Short task :: Determine how many lines contain the string "Quantity". Respond with that number and nothing more.

Data for processing ::
+--
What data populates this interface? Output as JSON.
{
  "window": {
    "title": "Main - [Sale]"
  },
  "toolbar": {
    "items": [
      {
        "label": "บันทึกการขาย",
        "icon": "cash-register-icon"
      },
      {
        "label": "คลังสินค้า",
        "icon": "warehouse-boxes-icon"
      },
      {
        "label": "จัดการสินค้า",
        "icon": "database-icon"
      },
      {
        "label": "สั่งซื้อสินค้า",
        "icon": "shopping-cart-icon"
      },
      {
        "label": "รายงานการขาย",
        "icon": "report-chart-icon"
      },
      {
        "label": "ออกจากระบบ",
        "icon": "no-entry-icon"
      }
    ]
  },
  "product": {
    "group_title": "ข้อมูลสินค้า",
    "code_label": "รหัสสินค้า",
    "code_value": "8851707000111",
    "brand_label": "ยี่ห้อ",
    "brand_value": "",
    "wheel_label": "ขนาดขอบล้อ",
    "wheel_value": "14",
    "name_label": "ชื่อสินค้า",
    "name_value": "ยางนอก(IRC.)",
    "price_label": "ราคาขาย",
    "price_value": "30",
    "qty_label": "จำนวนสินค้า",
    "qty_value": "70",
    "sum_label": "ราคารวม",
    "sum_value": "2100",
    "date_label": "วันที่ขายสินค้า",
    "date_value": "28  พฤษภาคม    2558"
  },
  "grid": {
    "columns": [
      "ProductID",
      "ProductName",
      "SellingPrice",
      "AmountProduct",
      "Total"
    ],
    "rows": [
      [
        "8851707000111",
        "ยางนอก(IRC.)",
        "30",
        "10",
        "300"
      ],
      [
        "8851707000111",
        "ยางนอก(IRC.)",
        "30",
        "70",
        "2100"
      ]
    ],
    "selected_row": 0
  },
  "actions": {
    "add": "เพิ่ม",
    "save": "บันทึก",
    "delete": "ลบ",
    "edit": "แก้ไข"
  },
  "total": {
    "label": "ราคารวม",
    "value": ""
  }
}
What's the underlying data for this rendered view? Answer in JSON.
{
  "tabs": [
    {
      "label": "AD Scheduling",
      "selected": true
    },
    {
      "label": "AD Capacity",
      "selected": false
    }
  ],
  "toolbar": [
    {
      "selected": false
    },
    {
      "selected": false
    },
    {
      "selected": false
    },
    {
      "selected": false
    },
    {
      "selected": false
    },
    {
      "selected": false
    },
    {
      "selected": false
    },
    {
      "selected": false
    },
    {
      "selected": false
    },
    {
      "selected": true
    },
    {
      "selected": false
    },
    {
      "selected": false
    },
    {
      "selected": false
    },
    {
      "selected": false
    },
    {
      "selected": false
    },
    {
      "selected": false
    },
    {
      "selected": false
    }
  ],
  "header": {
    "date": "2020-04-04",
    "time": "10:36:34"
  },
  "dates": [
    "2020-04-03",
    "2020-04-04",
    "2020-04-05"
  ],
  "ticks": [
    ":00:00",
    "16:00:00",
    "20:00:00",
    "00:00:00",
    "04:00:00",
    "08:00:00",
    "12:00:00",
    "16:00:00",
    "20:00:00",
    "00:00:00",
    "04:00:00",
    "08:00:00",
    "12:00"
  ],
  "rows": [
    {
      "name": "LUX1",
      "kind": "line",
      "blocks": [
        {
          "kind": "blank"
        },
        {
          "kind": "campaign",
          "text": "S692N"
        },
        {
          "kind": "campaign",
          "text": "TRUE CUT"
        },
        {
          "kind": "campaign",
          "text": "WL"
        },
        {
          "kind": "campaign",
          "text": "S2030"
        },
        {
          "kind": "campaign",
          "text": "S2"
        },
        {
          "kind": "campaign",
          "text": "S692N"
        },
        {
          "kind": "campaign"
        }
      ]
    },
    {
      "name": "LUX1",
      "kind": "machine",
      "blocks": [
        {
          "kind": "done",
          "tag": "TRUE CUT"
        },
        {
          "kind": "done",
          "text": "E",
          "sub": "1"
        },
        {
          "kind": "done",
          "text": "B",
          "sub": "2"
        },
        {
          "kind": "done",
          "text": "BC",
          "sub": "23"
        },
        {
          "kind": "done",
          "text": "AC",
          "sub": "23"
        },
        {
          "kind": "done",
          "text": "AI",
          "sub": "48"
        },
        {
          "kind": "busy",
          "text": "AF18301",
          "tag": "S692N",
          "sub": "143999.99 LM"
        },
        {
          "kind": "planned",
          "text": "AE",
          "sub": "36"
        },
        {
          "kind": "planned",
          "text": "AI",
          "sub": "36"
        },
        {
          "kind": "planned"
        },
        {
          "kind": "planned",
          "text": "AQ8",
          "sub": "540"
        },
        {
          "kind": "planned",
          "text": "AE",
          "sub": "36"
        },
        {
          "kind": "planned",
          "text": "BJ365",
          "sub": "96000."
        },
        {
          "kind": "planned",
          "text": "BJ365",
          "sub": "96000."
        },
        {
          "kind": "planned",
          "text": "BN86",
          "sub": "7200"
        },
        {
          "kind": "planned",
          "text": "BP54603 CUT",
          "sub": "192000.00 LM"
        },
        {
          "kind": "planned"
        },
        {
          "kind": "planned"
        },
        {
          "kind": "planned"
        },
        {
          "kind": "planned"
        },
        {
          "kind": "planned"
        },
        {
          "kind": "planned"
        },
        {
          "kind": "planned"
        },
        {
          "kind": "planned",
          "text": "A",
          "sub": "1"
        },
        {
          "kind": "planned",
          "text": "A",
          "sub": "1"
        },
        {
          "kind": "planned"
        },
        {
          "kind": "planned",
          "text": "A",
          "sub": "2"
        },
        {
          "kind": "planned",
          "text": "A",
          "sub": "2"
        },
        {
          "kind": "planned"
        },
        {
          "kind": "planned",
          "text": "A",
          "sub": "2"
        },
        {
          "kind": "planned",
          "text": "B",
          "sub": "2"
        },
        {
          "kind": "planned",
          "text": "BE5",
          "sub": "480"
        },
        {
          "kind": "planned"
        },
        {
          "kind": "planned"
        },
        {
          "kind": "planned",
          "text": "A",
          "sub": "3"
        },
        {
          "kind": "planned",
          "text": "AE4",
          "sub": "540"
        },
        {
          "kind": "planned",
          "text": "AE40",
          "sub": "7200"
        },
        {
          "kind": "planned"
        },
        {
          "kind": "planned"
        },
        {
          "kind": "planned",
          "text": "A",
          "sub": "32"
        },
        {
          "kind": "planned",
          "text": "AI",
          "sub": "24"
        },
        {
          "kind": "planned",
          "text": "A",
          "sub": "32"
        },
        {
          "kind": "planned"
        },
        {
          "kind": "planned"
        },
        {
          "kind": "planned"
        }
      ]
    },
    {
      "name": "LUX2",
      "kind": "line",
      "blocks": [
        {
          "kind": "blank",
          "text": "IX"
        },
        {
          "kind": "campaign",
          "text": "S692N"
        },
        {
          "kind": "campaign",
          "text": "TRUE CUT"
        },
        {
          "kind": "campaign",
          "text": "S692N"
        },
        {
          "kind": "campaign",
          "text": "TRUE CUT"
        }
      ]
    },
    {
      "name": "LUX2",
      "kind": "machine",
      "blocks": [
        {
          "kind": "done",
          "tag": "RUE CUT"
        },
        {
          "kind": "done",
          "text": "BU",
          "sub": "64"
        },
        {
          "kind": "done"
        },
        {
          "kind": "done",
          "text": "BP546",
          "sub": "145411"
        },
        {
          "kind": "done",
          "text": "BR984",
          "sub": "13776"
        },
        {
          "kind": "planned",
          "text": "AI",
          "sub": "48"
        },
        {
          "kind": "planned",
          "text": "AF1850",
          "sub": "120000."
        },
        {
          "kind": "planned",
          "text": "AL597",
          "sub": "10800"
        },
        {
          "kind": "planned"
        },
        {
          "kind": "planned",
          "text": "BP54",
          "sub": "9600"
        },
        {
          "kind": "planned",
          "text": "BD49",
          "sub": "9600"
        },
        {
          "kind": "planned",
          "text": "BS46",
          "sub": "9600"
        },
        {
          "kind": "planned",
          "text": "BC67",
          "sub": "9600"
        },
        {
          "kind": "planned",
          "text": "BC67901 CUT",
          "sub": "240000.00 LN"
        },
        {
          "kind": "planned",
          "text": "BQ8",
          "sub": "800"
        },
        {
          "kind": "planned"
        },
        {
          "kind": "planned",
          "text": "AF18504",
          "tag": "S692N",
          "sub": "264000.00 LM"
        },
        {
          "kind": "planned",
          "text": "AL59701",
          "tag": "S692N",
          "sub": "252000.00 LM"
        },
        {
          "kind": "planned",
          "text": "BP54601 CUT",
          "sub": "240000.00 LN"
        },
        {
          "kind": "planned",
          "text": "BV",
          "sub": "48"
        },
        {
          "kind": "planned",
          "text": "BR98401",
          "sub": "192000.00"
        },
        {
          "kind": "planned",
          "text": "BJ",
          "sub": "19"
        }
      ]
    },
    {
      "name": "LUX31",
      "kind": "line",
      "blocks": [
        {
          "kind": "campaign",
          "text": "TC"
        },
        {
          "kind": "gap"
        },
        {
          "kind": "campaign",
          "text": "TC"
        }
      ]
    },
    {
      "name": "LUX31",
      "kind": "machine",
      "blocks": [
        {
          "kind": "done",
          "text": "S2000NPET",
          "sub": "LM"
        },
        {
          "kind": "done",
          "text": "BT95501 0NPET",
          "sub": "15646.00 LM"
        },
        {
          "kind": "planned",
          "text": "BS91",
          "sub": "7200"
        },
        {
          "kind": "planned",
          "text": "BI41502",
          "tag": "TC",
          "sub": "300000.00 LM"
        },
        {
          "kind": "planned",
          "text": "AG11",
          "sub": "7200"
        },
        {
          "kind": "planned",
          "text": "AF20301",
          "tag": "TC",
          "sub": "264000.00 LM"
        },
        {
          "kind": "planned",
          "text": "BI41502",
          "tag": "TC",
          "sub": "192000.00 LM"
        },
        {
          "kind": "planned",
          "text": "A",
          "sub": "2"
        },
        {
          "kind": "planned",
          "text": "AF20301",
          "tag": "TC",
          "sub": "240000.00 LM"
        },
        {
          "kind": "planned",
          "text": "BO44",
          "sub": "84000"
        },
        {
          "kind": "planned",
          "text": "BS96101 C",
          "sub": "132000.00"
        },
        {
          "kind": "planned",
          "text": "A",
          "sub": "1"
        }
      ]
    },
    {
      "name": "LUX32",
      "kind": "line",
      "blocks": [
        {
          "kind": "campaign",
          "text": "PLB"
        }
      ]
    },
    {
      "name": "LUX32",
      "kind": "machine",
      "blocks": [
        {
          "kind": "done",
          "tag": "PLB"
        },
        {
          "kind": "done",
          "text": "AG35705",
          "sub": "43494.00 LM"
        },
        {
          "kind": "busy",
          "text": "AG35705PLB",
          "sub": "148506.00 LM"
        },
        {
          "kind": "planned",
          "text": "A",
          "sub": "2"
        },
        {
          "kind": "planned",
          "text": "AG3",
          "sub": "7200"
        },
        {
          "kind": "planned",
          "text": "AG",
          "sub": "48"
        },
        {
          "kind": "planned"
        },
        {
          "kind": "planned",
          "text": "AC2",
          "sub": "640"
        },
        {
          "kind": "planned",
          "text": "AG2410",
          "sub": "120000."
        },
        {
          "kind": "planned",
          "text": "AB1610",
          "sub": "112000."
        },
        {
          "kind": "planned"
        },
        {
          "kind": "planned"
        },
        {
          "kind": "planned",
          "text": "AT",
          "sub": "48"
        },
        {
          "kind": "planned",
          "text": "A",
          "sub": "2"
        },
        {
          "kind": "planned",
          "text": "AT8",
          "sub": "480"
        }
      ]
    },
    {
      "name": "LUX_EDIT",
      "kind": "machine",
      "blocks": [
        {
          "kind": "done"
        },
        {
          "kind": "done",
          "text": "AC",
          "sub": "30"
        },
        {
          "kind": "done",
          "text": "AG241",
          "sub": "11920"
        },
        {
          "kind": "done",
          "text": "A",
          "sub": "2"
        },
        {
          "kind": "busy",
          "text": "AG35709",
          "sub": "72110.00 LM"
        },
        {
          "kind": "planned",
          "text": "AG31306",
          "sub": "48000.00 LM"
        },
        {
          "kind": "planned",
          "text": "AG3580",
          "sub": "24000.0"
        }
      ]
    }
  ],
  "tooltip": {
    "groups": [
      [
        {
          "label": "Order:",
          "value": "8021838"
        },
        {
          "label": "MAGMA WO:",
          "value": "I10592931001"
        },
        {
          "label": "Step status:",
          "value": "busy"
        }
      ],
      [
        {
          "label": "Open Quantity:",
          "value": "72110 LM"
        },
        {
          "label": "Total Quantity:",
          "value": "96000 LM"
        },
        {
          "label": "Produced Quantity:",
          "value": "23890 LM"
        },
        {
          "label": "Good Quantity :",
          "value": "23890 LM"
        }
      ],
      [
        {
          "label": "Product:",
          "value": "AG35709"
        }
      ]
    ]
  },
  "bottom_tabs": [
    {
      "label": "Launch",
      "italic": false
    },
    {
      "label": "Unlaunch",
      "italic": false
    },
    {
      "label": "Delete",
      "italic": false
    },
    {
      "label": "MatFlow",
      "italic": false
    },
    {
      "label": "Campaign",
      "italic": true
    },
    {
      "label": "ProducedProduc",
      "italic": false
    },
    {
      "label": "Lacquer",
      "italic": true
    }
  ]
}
+--
Final result :: 4